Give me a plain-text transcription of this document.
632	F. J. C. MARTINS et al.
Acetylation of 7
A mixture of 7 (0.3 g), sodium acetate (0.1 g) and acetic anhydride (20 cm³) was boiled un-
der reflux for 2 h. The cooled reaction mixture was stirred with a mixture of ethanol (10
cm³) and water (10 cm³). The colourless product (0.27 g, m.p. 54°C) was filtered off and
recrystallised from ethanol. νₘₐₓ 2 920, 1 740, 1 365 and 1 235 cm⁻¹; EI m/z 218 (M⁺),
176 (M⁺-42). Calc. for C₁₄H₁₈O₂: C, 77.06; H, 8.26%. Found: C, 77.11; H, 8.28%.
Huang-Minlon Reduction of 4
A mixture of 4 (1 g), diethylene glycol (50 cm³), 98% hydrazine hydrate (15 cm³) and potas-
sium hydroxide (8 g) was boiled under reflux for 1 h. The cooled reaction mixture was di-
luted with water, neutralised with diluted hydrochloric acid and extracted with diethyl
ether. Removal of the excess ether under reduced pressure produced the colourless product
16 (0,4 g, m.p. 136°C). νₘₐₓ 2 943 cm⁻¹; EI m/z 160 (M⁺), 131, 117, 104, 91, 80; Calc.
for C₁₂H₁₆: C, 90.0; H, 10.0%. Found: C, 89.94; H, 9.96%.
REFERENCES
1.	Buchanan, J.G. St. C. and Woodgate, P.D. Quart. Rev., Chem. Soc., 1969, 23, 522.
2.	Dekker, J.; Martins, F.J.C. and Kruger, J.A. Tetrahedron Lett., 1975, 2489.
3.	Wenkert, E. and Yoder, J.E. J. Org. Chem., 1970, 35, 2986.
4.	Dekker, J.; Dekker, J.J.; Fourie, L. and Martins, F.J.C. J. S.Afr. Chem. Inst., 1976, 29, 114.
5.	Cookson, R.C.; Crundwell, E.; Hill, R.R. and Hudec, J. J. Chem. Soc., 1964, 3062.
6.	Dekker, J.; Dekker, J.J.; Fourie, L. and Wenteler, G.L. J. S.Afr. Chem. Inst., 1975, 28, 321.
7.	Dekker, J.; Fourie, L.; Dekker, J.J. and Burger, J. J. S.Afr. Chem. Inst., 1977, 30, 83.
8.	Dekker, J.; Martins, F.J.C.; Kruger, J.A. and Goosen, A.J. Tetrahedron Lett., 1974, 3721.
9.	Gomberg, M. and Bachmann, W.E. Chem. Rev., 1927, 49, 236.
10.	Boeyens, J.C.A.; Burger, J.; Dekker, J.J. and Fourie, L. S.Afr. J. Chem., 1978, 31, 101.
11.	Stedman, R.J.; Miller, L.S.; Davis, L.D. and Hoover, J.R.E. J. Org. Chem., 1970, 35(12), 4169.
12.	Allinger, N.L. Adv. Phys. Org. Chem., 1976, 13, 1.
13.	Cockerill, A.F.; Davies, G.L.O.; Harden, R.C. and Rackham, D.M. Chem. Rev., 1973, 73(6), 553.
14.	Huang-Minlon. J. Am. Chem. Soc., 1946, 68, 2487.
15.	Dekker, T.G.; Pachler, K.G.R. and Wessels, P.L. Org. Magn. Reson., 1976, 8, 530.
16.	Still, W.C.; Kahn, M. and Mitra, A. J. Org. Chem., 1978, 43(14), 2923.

GOAL: Reproduce the complete set of lines precisely as supplied.

SOLUTION TO THIS PROBLEM:
Give me a plain-text transcription of this document.
632	F. J. C. MARTINS et al.
Acetylation of 7
A mixture of 7 (0.3 g), sodium acetate (0.1 g) and acetic anhydride (20 cm³) was boiled un-
der reflux for 2 h. The cooled reaction mixture was stirred with a mixture of ethanol (10
cm³) and water (10 cm³). The colourless product (0.27 g, m.p. 54°C) was filtered off and
recrystallised from ethanol. νₘₐₓ 2 920, 1 740, 1 365 and 1 235 cm⁻¹; EI m/z 218 (M⁺),
176 (M⁺-42). Calc. for C₁₄H₁₈O₂: C, 77.06; H, 8.26%. Found: C, 77.11; H, 8.28%.
Huang-Minlon Reduction of 4
A mixture of 4 (1 g), diethylene glycol (50 cm³), 98% hydrazine hydrate (15 cm³) and potas-
sium hydroxide (8 g) was boiled under reflux for 1 h. The cooled reaction mixture was di-
luted with water, neutralised with diluted hydrochloric acid and extracted with diethyl
ether. Removal of the excess ether under reduced pressure produced the colourless product
16 (0,4 g, m.p. 136°C). νₘₐₓ 2 943 cm⁻¹; EI m/z 160 (M⁺), 131, 117, 104, 91, 80; Calc.
for C₁₂H₁₆: C, 90.0; H, 10.0%. Found: C, 89.94; H, 9.96%.
REFERENCES
1.	Buchanan, J.G. St. C. and Woodgate, P.D. Quart. Rev., Chem. Soc., 1969, 23, 522.
2.	Dekker, J.; Martins, F.J.C. and Kruger, J.A. Tetrahedron Lett., 1975, 2489.
3.	Wenkert, E. and Yoder, J.E. J. Org. Chem., 1970, 35, 2986.
4.	Dekker, J.; Dekker, J.J.; Fourie, L. and Martins, F.J.C. J. S.Afr. Chem. Inst., 1976, 29, 114.
5.	Cookson, R.C.; Crundwell, E.; Hill, R.R. and Hudec, J. J. Chem. Soc., 1964, 3062.
6.	Dekker, J.; Dekker, J.J.; Fourie, L. and Wenteler, G.L. J. S.Afr. Chem. Inst., 1975, 28, 321.
7.	Dekker, J.; Fourie, L.; Dekker, J.J. and Burger, J. J. S.Afr. Chem. Inst., 1977, 30, 83.
8.	Dekker, J.; Martins, F.J.C.; Kruger, J.A. and Goosen, A.J. Tetrahedron Lett., 1974, 3721.
9.	Gomberg, M. and Bachmann, W.E. Chem. Rev., 1927, 49, 236.
10.	Boeyens, J.C.A.; Burger, J.; Dekker, J.J. and Fourie, L. S.Afr. J. Chem., 1978, 31, 101.
11.	Stedman, R.J.; Miller, L.S.; Davis, L.D. and Hoover, J.R.E. J. Org. Chem., 1970, 35(12), 4169.
12.	Allinger, N.L. Adv. Phys. Org. Chem., 1976, 13, 1.
13.	Cockerill, A.F.; Davies, G.L.O.; Harden, R.C. and Rackham, D.M. Chem. Rev., 1973, 73(6), 553.
14.	Huang-Minlon. J. Am. Chem. Soc., 1946, 68, 2487.
15.	Dekker, T.G.; Pachler, K.G.R. and Wessels, P.L. Org. Magn. Reson., 1976, 8, 530.
16.	Still, W.C.; Kahn, M. and Mitra, A. J. Org. Chem., 1978, 43(14), 2923.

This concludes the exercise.